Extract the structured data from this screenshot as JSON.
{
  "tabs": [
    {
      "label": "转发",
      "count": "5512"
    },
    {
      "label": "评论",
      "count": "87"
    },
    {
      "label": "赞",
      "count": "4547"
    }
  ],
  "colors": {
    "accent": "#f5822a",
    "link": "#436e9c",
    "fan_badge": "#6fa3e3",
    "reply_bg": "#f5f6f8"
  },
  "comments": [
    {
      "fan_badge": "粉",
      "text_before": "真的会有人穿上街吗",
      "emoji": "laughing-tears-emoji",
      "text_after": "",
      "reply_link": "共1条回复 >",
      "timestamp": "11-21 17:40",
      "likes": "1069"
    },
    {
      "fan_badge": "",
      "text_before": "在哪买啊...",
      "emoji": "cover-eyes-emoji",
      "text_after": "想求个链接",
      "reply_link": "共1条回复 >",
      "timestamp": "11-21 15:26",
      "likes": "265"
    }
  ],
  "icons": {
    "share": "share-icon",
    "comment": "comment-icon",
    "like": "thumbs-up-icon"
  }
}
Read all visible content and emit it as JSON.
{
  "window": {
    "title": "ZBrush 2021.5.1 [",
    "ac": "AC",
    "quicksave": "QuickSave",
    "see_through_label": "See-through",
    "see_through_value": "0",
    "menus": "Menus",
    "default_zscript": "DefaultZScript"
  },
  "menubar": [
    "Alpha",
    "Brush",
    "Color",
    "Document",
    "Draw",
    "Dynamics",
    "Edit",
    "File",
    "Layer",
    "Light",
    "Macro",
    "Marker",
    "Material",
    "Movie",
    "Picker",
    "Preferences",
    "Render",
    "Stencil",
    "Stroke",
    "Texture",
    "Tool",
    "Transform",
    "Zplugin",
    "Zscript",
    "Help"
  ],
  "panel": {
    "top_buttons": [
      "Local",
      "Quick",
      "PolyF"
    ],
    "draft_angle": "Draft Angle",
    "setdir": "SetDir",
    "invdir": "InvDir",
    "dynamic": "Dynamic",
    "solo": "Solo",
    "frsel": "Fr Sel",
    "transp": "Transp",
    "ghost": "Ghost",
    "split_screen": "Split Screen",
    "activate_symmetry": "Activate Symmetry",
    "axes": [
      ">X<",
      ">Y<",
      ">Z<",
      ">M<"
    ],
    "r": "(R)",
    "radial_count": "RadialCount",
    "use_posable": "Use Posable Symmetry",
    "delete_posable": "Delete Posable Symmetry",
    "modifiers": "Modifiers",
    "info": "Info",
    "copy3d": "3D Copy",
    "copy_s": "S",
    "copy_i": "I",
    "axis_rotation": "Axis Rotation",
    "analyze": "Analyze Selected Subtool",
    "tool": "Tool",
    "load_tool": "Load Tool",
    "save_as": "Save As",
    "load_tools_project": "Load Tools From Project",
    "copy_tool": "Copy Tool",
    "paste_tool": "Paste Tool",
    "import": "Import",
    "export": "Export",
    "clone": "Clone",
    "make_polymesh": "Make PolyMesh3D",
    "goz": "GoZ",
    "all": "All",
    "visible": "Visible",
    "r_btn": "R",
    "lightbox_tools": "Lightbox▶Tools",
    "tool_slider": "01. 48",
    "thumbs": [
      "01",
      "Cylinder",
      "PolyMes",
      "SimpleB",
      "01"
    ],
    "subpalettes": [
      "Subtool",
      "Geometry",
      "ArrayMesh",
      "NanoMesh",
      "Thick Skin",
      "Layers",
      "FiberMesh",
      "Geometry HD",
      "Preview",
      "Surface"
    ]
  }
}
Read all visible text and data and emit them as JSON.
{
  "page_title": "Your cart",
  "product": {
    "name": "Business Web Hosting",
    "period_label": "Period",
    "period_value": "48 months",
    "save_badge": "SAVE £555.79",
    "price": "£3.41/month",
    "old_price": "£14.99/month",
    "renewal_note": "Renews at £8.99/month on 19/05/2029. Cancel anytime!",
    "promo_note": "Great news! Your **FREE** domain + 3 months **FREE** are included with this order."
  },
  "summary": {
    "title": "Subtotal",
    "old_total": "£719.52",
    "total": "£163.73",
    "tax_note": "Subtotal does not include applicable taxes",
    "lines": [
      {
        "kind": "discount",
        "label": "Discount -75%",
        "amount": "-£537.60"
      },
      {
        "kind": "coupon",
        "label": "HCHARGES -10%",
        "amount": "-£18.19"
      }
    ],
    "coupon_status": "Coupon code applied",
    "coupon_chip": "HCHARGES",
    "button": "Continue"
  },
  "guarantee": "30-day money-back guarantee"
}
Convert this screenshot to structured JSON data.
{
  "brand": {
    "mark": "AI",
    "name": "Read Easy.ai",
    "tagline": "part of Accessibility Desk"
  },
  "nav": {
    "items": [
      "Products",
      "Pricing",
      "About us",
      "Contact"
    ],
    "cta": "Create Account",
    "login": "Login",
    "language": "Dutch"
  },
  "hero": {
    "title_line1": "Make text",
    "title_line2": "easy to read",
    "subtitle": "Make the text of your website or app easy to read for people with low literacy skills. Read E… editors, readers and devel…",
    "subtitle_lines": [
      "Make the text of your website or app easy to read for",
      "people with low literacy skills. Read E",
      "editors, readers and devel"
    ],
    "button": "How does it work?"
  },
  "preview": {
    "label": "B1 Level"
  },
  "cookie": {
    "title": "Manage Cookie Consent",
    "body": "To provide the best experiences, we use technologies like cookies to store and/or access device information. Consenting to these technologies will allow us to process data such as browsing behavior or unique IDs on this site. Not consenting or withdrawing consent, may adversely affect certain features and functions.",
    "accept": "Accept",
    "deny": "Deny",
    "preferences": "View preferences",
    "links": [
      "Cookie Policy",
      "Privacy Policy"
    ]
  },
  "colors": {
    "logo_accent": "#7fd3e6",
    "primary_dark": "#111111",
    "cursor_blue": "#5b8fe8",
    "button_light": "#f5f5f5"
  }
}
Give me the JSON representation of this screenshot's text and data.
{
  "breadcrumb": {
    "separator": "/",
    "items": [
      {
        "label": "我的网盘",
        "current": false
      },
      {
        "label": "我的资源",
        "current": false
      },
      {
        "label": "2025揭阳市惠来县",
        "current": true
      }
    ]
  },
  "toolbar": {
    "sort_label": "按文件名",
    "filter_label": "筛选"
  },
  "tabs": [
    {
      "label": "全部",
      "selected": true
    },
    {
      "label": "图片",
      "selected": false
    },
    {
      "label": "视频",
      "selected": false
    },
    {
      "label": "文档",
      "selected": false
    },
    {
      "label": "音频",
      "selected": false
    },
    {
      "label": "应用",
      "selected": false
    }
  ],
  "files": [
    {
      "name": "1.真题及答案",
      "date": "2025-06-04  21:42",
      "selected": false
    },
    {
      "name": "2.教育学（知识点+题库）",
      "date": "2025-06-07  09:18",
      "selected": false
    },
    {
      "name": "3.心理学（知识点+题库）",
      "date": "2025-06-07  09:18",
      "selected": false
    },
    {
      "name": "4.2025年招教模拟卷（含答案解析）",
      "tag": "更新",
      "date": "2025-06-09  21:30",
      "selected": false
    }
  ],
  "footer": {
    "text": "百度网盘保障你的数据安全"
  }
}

----------

INSTRUCTION: Recopy the whole listing exactly.

EXERCISE SOLUTION:
Extract the structured data from this screenshot as JSON.
{
  "tabs": [
    {
      "label": "转发",
      "count": "5512"
    },
    {
      "label": "评论",
      "count": "87"
    },
    {
      "label": "赞",
      "count": "4547"
    }
  ],
  "colors": {
    "accent": "#f5822a",
    "link": "#436e9c",
    "fan_badge": "#6fa3e3",
    "reply_bg": "#f5f6f8"
  },
  "comments": [
    {
      "fan_badge": "粉",
      "text_before": "真的会有人穿上街吗",
      "emoji": "laughing-tears-emoji",
      "text_after": "",
      "reply_link": "共1条回复 >",
      "timestamp": "11-21 17:40",
      "likes": "1069"
    },
    {
      "fan_badge": "",
      "text_before": "在哪买啊...",
      "emoji": "cover-eyes-emoji",
      "text_after": "想求个链接",
      "reply_link": "共1条回复 >",
      "timestamp": "11-21 15:26",
      "likes": "265"
    }
  ],
  "icons": {
    "share": "share-icon",
    "comment": "comment-icon",
    "like": "thumbs-up-icon"
  }
}
Read all visible content and emit it as JSON.
{
  "window": {
    "title": "ZBrush 2021.5.1 [",
    "ac": "AC",
    "quicksave": "QuickSave",
    "see_through_label": "See-through",
    "see_through_value": "0",
    "menus": "Menus",
    "default_zscript": "DefaultZScript"
  },
  "menubar": [
    "Alpha",
    "Brush",
    "Color",
    "Document",
    "Draw",
    "Dynamics",
    "Edit",
    "File",
    "Layer",
    "Light",
    "Macro",
    "Marker",
    "Material",
    "Movie",
    "Picker",
    "Preferences",
    "Render",
    "Stencil",
    "Stroke",
    "Texture",
    "Tool",
    "Transform",
    "Zplugin",
    "Zscript",
    "Help"
  ],
  "panel": {
    "top_buttons": [
      "Local",
      "Quick",
      "PolyF"
    ],
    "draft_angle": "Draft Angle",
    "setdir": "SetDir",
    "invdir": "InvDir",
    "dynamic": "Dynamic",
    "solo": "Solo",
    "frsel": "Fr Sel",
    "transp": "Transp",
    "ghost": "Ghost",
    "split_screen": "Split Screen",
    "activate_symmetry": "Activate Symmetry",
    "axes": [
      ">X<",
      ">Y<",
      ">Z<",
      ">M<"
    ],
    "r": "(R)",
    "radial_count": "RadialCount",
    "use_posable": "Use Posable Symmetry",
    "delete_posable": "Delete Posable Symmetry",
    "modifiers": "Modifiers",
    "info": "Info",
    "copy3d": "3D Copy",
    "copy_s": "S",
    "copy_i": "I",
    "axis_rotation": "Axis Rotation",
    "analyze": "Analyze Selected Subtool",
    "tool": "Tool",
    "load_tool": "Load Tool",
    "save_as": "Save As",
    "load_tools_project": "Load Tools From Project",
    "copy_tool": "Copy Tool",
    "paste_tool": "Paste Tool",
    "import": "Import",
    "export": "Export",
    "clone": "Clone",
    "make_polymesh": "Make PolyMesh3D",
    "goz": "GoZ",
    "all": "All",
    "visible": "Visible",
    "r_btn": "R",
    "lightbox_tools": "Lightbox▶Tools",
    "tool_slider": "01. 48",
    "thumbs": [
      "01",
      "Cylinder",
      "PolyMes",
      "SimpleB",
      "01"
    ],
    "subpalettes": [
      "Subtool",
      "Geometry",
      "ArrayMesh",
      "NanoMesh",
      "Thick Skin",
      "Layers",
      "FiberMesh",
      "Geometry HD",
      "Preview",
      "Surface"
    ]
  }
}
Read all visible text and data and emit them as JSON.
{
  "page_title": "Your cart",
  "product": {
    "name": "Business Web Hosting",
    "period_label": "Period",
    "period_value": "48 months",
    "save_badge": "SAVE £555.79",
    "price": "£3.41/month",
    "old_price": "£14.99/month",
    "renewal_note": "Renews at £8.99/month on 19/05/2029. Cancel anytime!",
    "promo_note": "Great news! Your **FREE** domain + 3 months **FREE** are included with this order."
  },
  "summary": {
    "title": "Subtotal",
    "old_total": "£719.52",
    "total": "£163.73",
    "tax_note": "Subtotal does not include applicable taxes",
    "lines": [
      {
        "kind": "discount",
        "label": "Discount -75%",
        "amount": "-£537.60"
      },
      {
        "kind": "coupon",
        "label": "HCHARGES -10%",
        "amount": "-£18.19"
      }
    ],
    "coupon_status": "Coupon code applied",
    "coupon_chip": "HCHARGES",
    "button": "Continue"
  },
  "guarantee": "30-day money-back guarantee"
}
Convert this screenshot to structured JSON data.
{
  "brand": {
    "mark": "AI",
    "name": "Read Easy.ai",
    "tagline": "part of Accessibility Desk"
  },
  "nav": {
    "items": [
      "Products",
      "Pricing",
      "About us",
      "Contact"
    ],
    "cta": "Create Account",
    "login": "Login",
    "language": "Dutch"
  },
  "hero": {
    "title_line1": "Make text",
    "title_line2": "easy to read",
    "subtitle": "Make the text of your website or app easy to read for people with low literacy skills. Read E… editors, readers and devel…",
    "subtitle_lines": [
      "Make the text of your website or app easy to read for",
      "people with low literacy skills. Read E",
      "editors, readers and devel"
    ],
    "button": "How does it work?"
  },
  "preview": {
    "label": "B1 Level"
  },
  "cookie": {
    "title": "Manage Cookie Consent",
    "body": "To provide the best experiences, we use technologies like cookies to store and/or access device information. Consenting to these technologies will allow us to process data such as browsing behavior or unique IDs on this site. Not consenting or withdrawing consent, may adversely affect certain features and functions.",
    "accept": "Accept",
    "deny": "Deny",
    "preferences": "View preferences",
    "links": [
      "Cookie Policy",
      "Privacy Policy"
    ]
  },
  "colors": {
    "logo_accent": "#7fd3e6",
    "primary_dark": "#111111",
    "cursor_blue": "#5b8fe8",
    "button_light": "#f5f5f5"
  }
}
Give me the JSON representation of this screenshot's text and data.
{
  "breadcrumb": {
    "separator": "/",
    "items": [
      {
        "label": "我的网盘",
        "current": false
      },
      {
        "label": "我的资源",
        "current": false
      },
      {
        "label": "2025揭阳市惠来县",
        "current": true
      }
    ]
  },
  "toolbar": {
    "sort_label": "按文件名",
    "filter_label": "筛选"
  },
  "tabs": [
    {
      "label": "全部",
      "selected": true
    },
    {
      "label": "图片",
      "selected": false
    },
    {
      "label": "视频",
      "selected": false
    },
    {
      "label": "文档",
      "selected": false
    },
    {
      "label": "音频",
      "selected": false
    },
    {
      "label": "应用",
      "selected": false
    }
  ],
  "files": [
    {
      "name": "1.真题及答案",
      "date": "2025-06-04  21:42",
      "selected": false
    },
    {
      "name": "2.教育学（知识点+题库）",
      "date": "2025-06-07  09:18",
      "selected": false
    },
    {
      "name": "3.心理学（知识点+题库）",
      "date": "2025-06-07  09:18",
      "selected": false
    },
    {
      "name": "4.2025年招教模拟卷（含答案解析）",
      "tag": "更新",
      "date": "2025-06-09  21:30",
      "selected": false
    }
  ],
  "footer": {
    "text": "百度网盘保障你的数据安全"
  }
}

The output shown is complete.